[Source data]
_ _ _ _ _ _ _

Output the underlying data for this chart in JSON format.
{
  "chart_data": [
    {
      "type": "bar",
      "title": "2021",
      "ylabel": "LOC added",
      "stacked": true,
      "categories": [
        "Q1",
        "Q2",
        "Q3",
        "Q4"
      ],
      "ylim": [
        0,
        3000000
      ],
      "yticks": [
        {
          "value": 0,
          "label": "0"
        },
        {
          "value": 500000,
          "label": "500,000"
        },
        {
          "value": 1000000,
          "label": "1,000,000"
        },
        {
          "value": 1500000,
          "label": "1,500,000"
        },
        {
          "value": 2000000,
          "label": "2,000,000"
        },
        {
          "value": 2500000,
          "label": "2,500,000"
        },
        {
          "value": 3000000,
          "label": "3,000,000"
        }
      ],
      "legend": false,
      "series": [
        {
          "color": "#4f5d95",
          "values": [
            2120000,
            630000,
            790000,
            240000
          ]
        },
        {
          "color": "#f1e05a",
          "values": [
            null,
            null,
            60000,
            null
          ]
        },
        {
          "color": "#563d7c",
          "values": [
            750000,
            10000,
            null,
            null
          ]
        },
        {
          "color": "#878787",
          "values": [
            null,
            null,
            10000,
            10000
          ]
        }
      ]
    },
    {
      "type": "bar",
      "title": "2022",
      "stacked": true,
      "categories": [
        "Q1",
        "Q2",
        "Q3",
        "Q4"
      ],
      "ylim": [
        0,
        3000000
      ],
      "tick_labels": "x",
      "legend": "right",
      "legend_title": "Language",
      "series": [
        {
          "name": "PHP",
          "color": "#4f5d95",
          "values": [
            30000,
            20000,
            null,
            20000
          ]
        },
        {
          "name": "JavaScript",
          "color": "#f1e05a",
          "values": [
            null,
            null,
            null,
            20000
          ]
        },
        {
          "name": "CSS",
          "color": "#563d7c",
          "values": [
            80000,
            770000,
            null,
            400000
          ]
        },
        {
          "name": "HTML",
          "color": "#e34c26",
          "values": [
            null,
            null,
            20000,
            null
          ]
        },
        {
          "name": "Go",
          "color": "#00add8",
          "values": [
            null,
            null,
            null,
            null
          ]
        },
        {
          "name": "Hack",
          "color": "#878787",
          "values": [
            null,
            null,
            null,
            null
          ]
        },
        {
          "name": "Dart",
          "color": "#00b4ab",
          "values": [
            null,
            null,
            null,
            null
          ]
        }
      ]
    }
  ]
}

_ _ _ _ _ _ _

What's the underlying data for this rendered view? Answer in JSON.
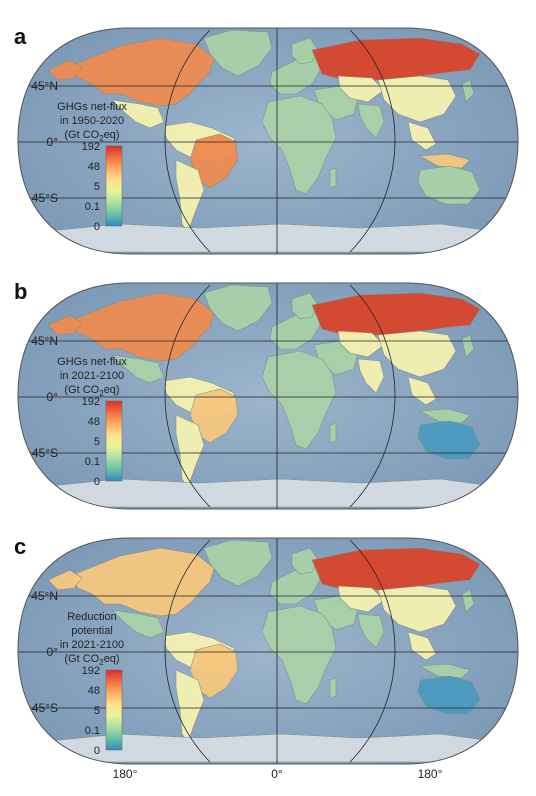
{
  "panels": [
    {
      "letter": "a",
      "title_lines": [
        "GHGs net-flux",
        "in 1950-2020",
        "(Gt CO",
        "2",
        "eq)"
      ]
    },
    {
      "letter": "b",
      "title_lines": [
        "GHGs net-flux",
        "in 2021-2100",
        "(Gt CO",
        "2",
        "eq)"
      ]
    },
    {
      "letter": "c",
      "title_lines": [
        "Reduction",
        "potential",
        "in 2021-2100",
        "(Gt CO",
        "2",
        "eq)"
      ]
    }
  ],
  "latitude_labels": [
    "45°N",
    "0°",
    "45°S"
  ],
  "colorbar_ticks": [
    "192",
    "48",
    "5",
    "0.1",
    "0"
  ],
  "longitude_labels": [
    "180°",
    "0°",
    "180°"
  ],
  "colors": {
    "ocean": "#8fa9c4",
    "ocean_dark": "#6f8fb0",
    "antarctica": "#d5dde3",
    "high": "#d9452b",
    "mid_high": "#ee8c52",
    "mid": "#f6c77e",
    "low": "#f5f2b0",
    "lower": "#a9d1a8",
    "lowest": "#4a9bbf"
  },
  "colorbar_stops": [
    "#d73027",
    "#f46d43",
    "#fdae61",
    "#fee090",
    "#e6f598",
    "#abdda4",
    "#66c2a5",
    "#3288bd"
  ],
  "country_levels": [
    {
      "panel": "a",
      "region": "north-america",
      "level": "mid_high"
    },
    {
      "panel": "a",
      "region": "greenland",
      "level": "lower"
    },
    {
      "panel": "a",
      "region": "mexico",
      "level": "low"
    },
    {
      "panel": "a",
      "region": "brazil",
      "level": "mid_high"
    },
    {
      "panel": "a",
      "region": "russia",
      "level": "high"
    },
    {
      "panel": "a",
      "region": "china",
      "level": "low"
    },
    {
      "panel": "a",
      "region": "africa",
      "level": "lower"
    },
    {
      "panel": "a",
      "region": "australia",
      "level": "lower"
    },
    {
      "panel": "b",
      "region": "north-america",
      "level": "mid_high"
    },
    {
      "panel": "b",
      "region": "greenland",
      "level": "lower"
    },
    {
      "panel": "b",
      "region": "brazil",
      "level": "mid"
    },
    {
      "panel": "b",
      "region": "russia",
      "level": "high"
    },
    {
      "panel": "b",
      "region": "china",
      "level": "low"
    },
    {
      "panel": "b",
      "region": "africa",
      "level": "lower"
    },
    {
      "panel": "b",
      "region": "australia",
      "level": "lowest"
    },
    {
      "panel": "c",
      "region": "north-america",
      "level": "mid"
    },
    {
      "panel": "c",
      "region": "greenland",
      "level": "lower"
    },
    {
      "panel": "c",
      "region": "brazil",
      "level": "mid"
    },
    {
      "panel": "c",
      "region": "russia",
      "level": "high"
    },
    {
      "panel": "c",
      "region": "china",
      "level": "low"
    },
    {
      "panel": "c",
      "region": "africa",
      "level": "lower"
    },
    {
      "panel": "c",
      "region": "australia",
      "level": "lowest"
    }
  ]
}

_ _ _ _ _ _ _

### Request
Look over the listing. Pull out every line with the string "name" in it.

### Task answer
          "name": "PHP",
          "name": "JavaScript",
          "name": "CSS",
          "name": "HTML",
          "name": "Go",
          "name": "Hack",
          "name": "Dart",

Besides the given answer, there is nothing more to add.